→ **Exercise details**: For every line in the data below that contains "ندید", copy the line.

########################################

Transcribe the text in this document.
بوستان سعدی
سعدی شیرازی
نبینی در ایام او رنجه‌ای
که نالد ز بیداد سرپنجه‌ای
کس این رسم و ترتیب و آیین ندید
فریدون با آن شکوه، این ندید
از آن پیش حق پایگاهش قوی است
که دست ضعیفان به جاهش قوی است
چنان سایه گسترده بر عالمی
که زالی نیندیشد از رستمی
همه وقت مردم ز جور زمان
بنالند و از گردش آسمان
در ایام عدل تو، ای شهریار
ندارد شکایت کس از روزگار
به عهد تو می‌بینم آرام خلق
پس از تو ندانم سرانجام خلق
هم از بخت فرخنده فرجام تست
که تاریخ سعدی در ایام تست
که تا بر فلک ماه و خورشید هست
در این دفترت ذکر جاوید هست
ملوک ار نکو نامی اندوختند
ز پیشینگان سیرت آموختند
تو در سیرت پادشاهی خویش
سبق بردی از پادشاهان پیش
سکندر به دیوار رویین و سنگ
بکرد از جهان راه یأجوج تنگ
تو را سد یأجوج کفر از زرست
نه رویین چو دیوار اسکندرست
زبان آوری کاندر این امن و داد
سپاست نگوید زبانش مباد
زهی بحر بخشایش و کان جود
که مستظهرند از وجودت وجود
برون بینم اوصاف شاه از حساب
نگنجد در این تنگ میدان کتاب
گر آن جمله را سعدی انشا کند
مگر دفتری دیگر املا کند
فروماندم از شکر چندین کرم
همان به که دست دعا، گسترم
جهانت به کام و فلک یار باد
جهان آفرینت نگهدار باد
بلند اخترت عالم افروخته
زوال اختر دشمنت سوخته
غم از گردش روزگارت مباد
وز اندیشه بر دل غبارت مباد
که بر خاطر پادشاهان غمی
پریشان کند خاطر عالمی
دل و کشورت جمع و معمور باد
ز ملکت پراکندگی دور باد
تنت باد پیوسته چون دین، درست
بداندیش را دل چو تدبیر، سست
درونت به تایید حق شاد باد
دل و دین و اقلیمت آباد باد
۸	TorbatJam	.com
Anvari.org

########################################

→ **Task output**:
کس این رسم و ترتیب و آیین ندید
فریدون با آن شکوه، این ندید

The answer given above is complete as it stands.